> **What this task involves**: In the listing that follows, how many lines contain the string "Præpositum"? Provide only the number.

> **Data supplied**:
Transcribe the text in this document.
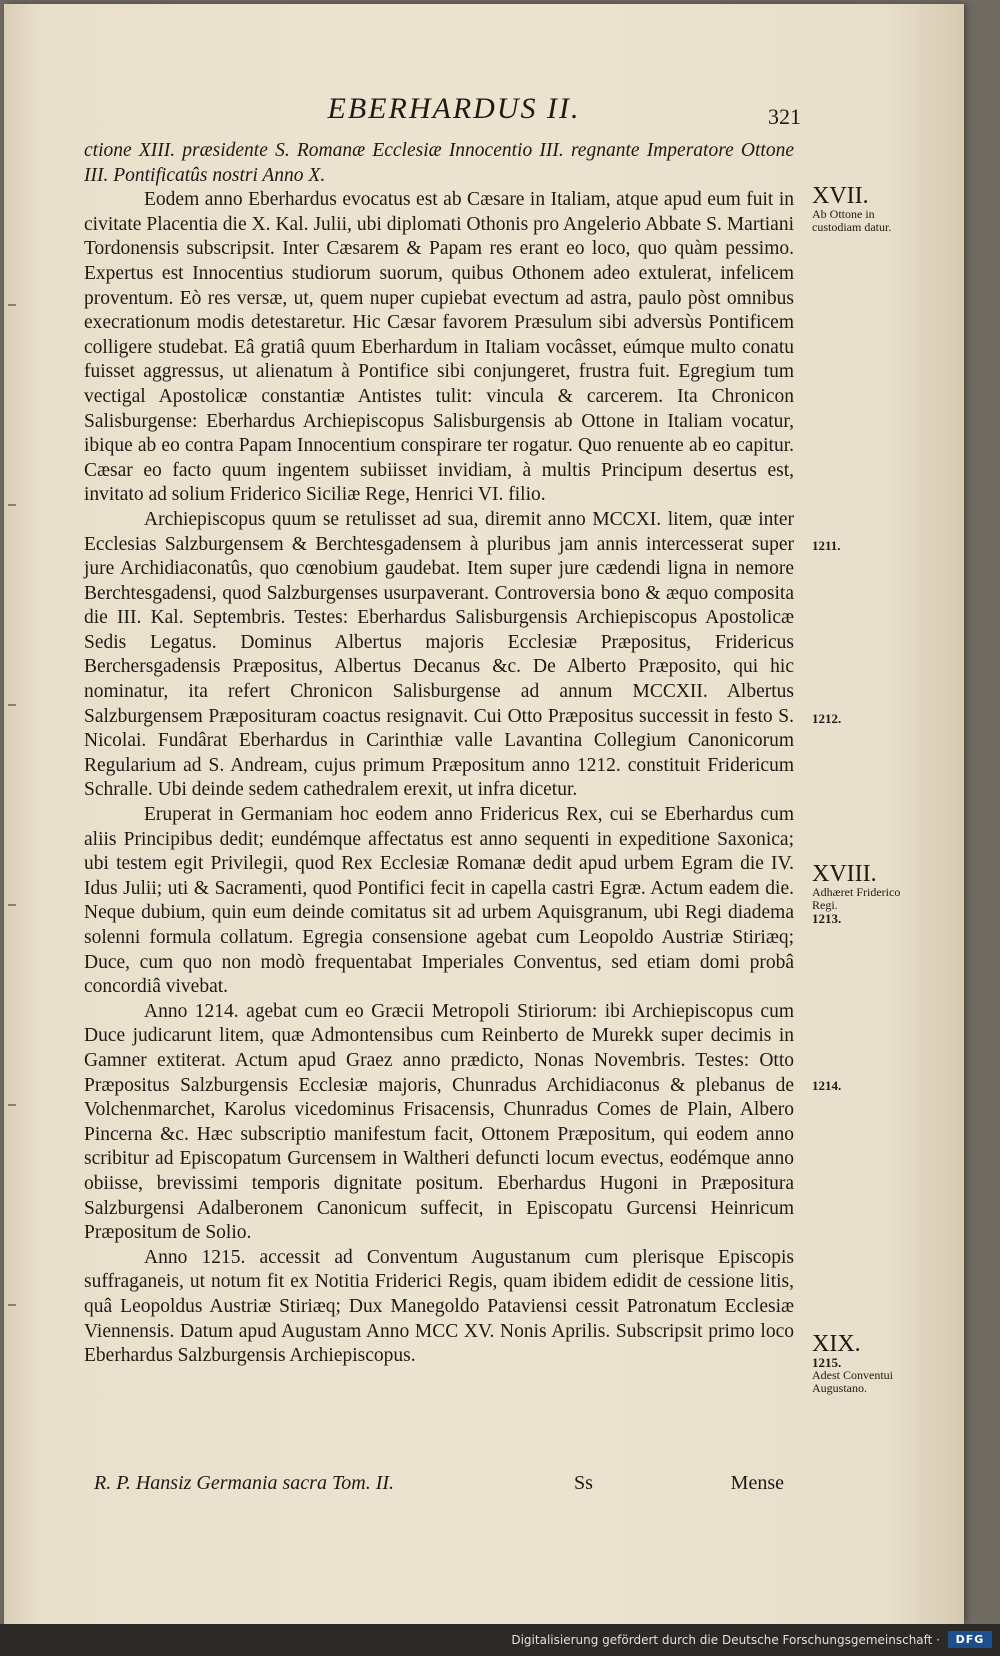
EBERHARDUS II.	321

ctione XIII. præsidente S. Romanæ Ecclesiæ Innocentio III. regnante Imperatore Ottone III. Pontificatûs nostri Anno X.

Eodem anno Eberhardus evocatus est ab Cæsare in Italiam, atque apud eum fuit in civitate Placentia die X. Kal. Julii, ubi diplomati Othonis pro Angelerio Abbate S. Martiani Tordonensis subscripsit. Inter Cæsarem & Papam res erant eo loco, quo quàm pessimo. Expertus est Innocentius studiorum suorum, quibus Othonem adeo extulerat, infelicem proventum. Eò res versæ, ut, quem nuper cupiebat evectum ad astra, paulo pòst omnibus execrationum modis detestaretur. Hic Cæsar favorem Præsulum sibi adversùs Pontificem colligere studebat. Eâ gratiâ quum Eberhardum in Italiam vocâsset, eúmque multo conatu fuisset aggressus, ut alienatum à Pontifice sibi conjungeret, frustra fuit. Egregium tum vectigal Apostolicæ constantiæ Antistes tulit: vincula & carcerem. Ita Chronicon Salisburgense: Eberhardus Archiepiscopus Salisburgensis ab Ottone in Italiam vocatur, ibique ab eo contra Papam Innocentium conspirare ter rogatur. Quo renuente ab eo capitur. Cæsar eo facto quum ingentem subiisset invidiam, à multis Principum desertus est, invitato ad solium Friderico Siciliæ Rege, Henrici VI. filio.

Archiepiscopus quum se retulisset ad sua, diremit anno MCCXI. litem, quæ inter Ecclesias Salzburgensem & Berchtesgadensem à pluribus jam annis intercesserat super jure Archidiaconatûs, quo cœnobium gaudebat. Item super jure cædendi ligna in nemore Berchtesgadensi, quod Salzburgenses usurpaverant. Controversia bono & æquo composita die III. Kal. Septembris. Testes: Eberhardus Salisburgensis Archiepiscopus Apostolicæ Sedis Legatus. Dominus Albertus majoris Ecclesiæ Præpositus, Fridericus Berchersgadensis Præpositus, Albertus Decanus &c. De Alberto Præposito, qui hic nominatur, ita refert Chronicon Salisburgense ad annum MCCXII. Albertus Salzburgensem Præposituram coactus resignavit. Cui Otto Præpositus successit in festo S. Nicolai. Fundârat Eberhardus in Carinthiæ valle Lavantina Collegium Canonicorum Regularium ad S. Andream, cujus primum Præpositum anno 1212. constituit Fridericum Schralle. Ubi deinde sedem cathedralem erexit, ut infra dicetur.

Eruperat in Germaniam hoc eodem anno Fridericus Rex, cui se Eberhardus cum aliis Principibus dedit; eundémque affectatus est anno sequenti in expeditione Saxonica; ubi testem egit Privilegii, quod Rex Ecclesiæ Romanæ dedit apud urbem Egram die IV. Idus Julii; uti & Sacramenti, quod Pontifici fecit in capella castri Egræ. Actum eadem die. Neque dubium, quin eum deinde comitatus sit ad urbem Aquisgranum, ubi Regi diadema solenni formula collatum. Egregia consensione agebat cum Leopoldo Austriæ Stiriæq; Duce, cum quo non modò frequentabat Imperiales Conventus, sed etiam domi probâ concordiâ vivebat.

Anno 1214. agebat cum eo Græcii Metropoli Stiriorum: ibi Archiepiscopus cum Duce judicarunt litem, quæ Admontensibus cum Reinberto de Murekk super decimis in Gamner extiterat. Actum apud Graez anno prædicto, Nonas Novembris. Testes: Otto Præpositus Salzburgensis Ecclesiæ majoris, Chunradus Archidiaconus & plebanus de Volchenmarchet, Karolus vicedominus Frisacensis, Chunradus Comes de Plain, Albero Pincerna &c. Hæc subscriptio manifestum facit, Ottonem Præpositum, qui eodem anno scribitur ad Episcopatum Gurcensem in Waltheri defuncti locum evectus, eodémque anno obiisse, brevissimi temporis dignitate positum. Eberhardus Hugoni in Præpositura Salzburgensi Adalberonem Canonicum suffecit, in Episcopatu Gurcensi Heinricum Præpositum de Solio.

Anno 1215. accessit ad Conventum Augustanum cum plerisque Episcopis suffraganeis, ut notum fit ex Notitia Friderici Regis, quam ibidem edidit de cessione litis, quâ Leopoldus Austriæ Stiriæq; Dux Manegoldo Pataviensi cessit Patronatum Ecclesiæ Viennensis. Datum apud Augustam Anno MCC XV. Nonis Aprilis. Subscripsit primo loco Eberhardus Salzburgensis Archiepiscopus.

XVII.
Ab Ottone in custodiam datur.
1211.
1212.
XVIII.
Adhæret Friderico Regi.
1213.
1214.
XIX.
1215.
Adest Conventui Augustano.
R. P. Hansiz Germania sacra Tom. II.	Ss	Mense
Digitalisierung gefördert durch die Deutsche Forschungsgemeinschaft ·	DFG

> **Expected answer**: 2